◆ Task description: Write every record out again exactly, and keep images out of it.
##########
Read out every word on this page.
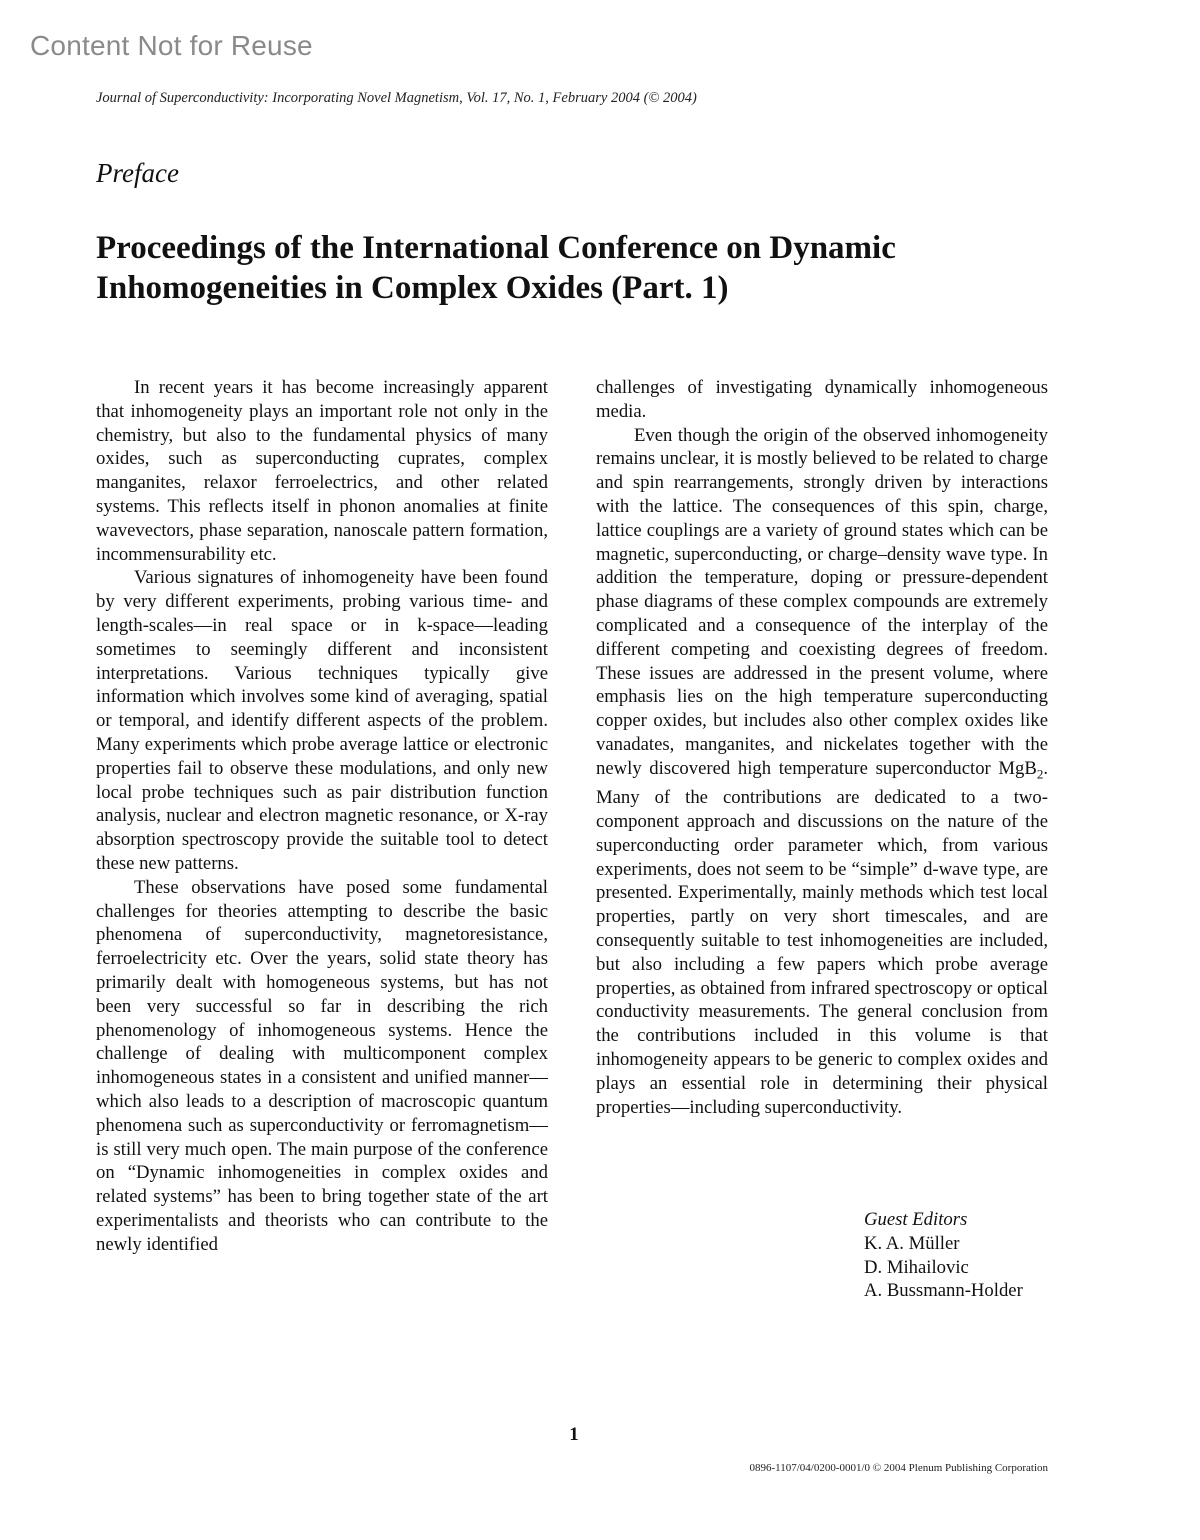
Content Not for Reuse
Journal of Superconductivity: Incorporating Novel Magnetism, Vol. 17, No. 1, February 2004 (© 2004)
Preface
Proceedings of the International Conference on Dynamic
Inhomogeneities in Complex Oxides (Part. 1)

In recent years it has become increasingly apparent that inhomogeneity plays an important role not only in the chemistry, but also to the fundamental physics of many oxides, such as superconducting cuprates, complex manganites, relaxor ferroelectrics, and other related systems. This reflects itself in phonon anomalies at finite wavevectors, phase separation, nanoscale pattern formation, incommensurability etc.

Various signatures of inhomogeneity have been found by very different experiments, probing various time- and length-scales—in real space or in k-space—leading sometimes to seemingly different and inconsistent interpretations. Various techniques typically give information which involves some kind of averaging, spatial or temporal, and identify different aspects of the problem. Many experiments which probe average lattice or electronic properties fail to observe these modulations, and only new local probe techniques such as pair distribution function analysis, nuclear and electron magnetic resonance, or X-ray absorption spectroscopy provide the suitable tool to detect these new patterns.

These observations have posed some fundamental challenges for theories attempting to describe the basic phenomena of superconductivity, magnetoresistance, ferroelectricity etc. Over the years, solid state theory has primarily dealt with homogeneous systems, but has not been very successful so far in describing the rich phenomenology of inhomogeneous systems. Hence the challenge of dealing with multicomponent complex inhomogeneous states in a consistent and unified manner—which also leads to a description of macroscopic quantum phenomena such as superconductivity or ferromagnetism—is still very much open. The main purpose of the conference on “Dynamic inhomogeneities in complex oxides and related systems” has been to bring together state of the art experimentalists and theorists who can contribute to the newly identified

challenges of investigating dynamically inhomogeneous media.

Even though the origin of the observed inhomogeneity remains unclear, it is mostly believed to be related to charge and spin rearrangements, strongly driven by interactions with the lattice. The consequences of this spin, charge, lattice couplings are a variety of ground states which can be magnetic, superconducting, or charge–density wave type. In addition the temperature, doping or pressure-dependent phase diagrams of these complex compounds are extremely complicated and a consequence of the interplay of the different competing and coexisting degrees of freedom. These issues are addressed in the present volume, where emphasis lies on the high temperature superconducting copper oxides, but includes also other complex oxides like vanadates, manganites, and nickelates together with the newly discovered high temperature superconductor MgB$_2$. Many of the contributions are dedicated to a two-component approach and discussions on the nature of the superconducting order parameter which, from various experiments, does not seem to be “simple” d-wave type, are presented. Experimentally, mainly methods which test local properties, partly on very short timescales, and are consequently suitable to test inhomogeneities are included, but also including a few papers which probe average properties, as obtained from infrared spectroscopy or optical conductivity measurements. The general conclusion from the contributions included in this volume is that inhomogeneity appears to be generic to complex oxides and plays an essential role in determining their physical properties—including superconductivity.

Guest Editors
K. A. Müller
D. Mihailovic
A. Bussmann-Holder
1
0896-1107/04/0200-0001/0 © 2004 Plenum Publishing Corporation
##########
◆ Result of the exercise:
Read out every word on this page.
Content Not for Reuse
Journal of Superconductivity: Incorporating Novel Magnetism, Vol. 17, No. 1, February 2004 (© 2004)
Preface
Proceedings of the International Conference on Dynamic
Inhomogeneities in Complex Oxides (Part. 1)

In recent years it has become increasingly apparent that inhomogeneity plays an important role not only in the chemistry, but also to the fundamental physics of many oxides, such as superconducting cuprates, complex manganites, relaxor ferroelectrics, and other related systems. This reflects itself in phonon anomalies at finite wavevectors, phase separation, nanoscale pattern formation, incommensurability etc.

Various signatures of inhomogeneity have been found by very different experiments, probing various time- and length-scales—in real space or in k-space—leading sometimes to seemingly different and inconsistent interpretations. Various techniques typically give information which involves some kind of averaging, spatial or temporal, and identify different aspects of the problem. Many experiments which probe average lattice or electronic properties fail to observe these modulations, and only new local probe techniques such as pair distribution function analysis, nuclear and electron magnetic resonance, or X-ray absorption spectroscopy provide the suitable tool to detect these new patterns.

These observations have posed some fundamental challenges for theories attempting to describe the basic phenomena of superconductivity, magnetoresistance, ferroelectricity etc. Over the years, solid state theory has primarily dealt with homogeneous systems, but has not been very successful so far in describing the rich phenomenology of inhomogeneous systems. Hence the challenge of dealing with multicomponent complex inhomogeneous states in a consistent and unified manner—which also leads to a description of macroscopic quantum phenomena such as superconductivity or ferromagnetism—is still very much open. The main purpose of the conference on “Dynamic inhomogeneities in complex oxides and related systems” has been to bring together state of the art experimentalists and theorists who can contribute to the newly identified

challenges of investigating dynamically inhomogeneous media.

Even though the origin of the observed inhomogeneity remains unclear, it is mostly believed to be related to charge and spin rearrangements, strongly driven by interactions with the lattice. The consequences of this spin, charge, lattice couplings are a variety of ground states which can be magnetic, superconducting, or charge–density wave type. In addition the temperature, doping or pressure-dependent phase diagrams of these complex compounds are extremely complicated and a consequence of the interplay of the different competing and coexisting degrees of freedom. These issues are addressed in the present volume, where emphasis lies on the high temperature superconducting copper oxides, but includes also other complex oxides like vanadates, manganites, and nickelates together with the newly discovered high temperature superconductor MgB$_2$. Many of the contributions are dedicated to a two-component approach and discussions on the nature of the superconducting order parameter which, from various experiments, does not seem to be “simple” d-wave type, are presented. Experimentally, mainly methods which test local properties, partly on very short timescales, and are consequently suitable to test inhomogeneities are included, but also including a few papers which probe average properties, as obtained from infrared spectroscopy or optical conductivity measurements. The general conclusion from the contributions included in this volume is that inhomogeneity appears to be generic to complex oxides and plays an essential role in determining their physical properties—including superconductivity.

Guest Editors
K. A. Müller
D. Mihailovic
A. Bussmann-Holder
1
0896-1107/04/0200-0001/0 © 2004 Plenum Publishing Corporation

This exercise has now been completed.